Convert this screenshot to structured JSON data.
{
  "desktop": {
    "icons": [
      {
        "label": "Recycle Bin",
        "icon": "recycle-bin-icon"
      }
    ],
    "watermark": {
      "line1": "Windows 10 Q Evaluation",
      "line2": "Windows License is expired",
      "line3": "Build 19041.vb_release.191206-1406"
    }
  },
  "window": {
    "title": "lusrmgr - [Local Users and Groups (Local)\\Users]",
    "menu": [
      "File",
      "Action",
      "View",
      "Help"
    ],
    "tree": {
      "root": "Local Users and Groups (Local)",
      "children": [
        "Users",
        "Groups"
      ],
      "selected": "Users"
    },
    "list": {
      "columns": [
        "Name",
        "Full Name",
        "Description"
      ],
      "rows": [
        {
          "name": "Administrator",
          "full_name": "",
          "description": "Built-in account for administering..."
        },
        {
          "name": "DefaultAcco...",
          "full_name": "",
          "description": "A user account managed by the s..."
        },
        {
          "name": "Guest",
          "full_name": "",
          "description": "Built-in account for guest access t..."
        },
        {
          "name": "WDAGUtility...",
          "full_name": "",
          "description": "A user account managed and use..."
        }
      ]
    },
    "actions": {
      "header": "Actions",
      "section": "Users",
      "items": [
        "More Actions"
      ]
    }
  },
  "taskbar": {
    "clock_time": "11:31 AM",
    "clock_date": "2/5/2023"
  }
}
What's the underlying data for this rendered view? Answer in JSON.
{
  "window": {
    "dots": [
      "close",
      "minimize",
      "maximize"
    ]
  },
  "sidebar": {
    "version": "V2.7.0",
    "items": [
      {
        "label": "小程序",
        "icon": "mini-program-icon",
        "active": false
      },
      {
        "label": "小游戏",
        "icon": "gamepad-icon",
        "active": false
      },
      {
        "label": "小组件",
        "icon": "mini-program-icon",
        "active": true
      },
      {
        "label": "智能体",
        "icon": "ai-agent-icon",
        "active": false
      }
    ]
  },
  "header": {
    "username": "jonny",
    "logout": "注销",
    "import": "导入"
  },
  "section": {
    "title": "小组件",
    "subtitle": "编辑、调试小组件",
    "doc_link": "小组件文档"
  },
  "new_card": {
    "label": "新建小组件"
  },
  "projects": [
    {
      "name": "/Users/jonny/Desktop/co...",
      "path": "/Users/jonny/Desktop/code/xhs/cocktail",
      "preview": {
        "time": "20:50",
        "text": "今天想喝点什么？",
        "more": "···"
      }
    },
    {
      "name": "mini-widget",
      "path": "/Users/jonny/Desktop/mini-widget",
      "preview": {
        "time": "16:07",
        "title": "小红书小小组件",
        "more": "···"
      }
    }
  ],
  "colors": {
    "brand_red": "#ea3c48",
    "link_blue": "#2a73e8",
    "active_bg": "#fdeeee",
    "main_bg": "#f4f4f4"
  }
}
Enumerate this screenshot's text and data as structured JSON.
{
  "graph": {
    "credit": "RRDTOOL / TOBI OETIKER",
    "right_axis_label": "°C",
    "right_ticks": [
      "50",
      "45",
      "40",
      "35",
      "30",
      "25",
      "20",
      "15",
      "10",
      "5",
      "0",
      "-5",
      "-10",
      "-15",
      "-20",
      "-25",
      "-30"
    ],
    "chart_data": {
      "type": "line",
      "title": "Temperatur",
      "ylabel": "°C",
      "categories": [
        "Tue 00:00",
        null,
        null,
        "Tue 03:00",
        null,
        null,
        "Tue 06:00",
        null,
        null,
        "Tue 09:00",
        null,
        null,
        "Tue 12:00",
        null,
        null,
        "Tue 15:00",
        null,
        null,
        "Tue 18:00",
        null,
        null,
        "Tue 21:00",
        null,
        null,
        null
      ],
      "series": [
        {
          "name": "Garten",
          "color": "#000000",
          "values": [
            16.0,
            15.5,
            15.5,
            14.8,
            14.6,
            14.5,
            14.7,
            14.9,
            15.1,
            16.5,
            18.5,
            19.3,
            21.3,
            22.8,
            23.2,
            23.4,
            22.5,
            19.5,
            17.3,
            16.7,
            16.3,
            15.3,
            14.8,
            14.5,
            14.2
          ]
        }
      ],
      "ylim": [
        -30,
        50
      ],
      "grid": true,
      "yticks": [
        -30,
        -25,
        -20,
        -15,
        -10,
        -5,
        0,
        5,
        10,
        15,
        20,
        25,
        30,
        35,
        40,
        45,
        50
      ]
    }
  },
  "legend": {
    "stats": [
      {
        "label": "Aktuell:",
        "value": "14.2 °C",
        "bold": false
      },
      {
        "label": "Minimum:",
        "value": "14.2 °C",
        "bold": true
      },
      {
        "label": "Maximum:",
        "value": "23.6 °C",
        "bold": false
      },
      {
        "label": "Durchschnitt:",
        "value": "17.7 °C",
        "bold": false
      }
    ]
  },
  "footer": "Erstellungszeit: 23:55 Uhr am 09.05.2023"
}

────────────────

**Exercise**
Copy out every line from the data above that has "Local" in it.

**Expected output**
    "title": "lusrmgr - [Local Users and Groups (Local)\\Users]",
      "root": "Local Users and Groups (Local)",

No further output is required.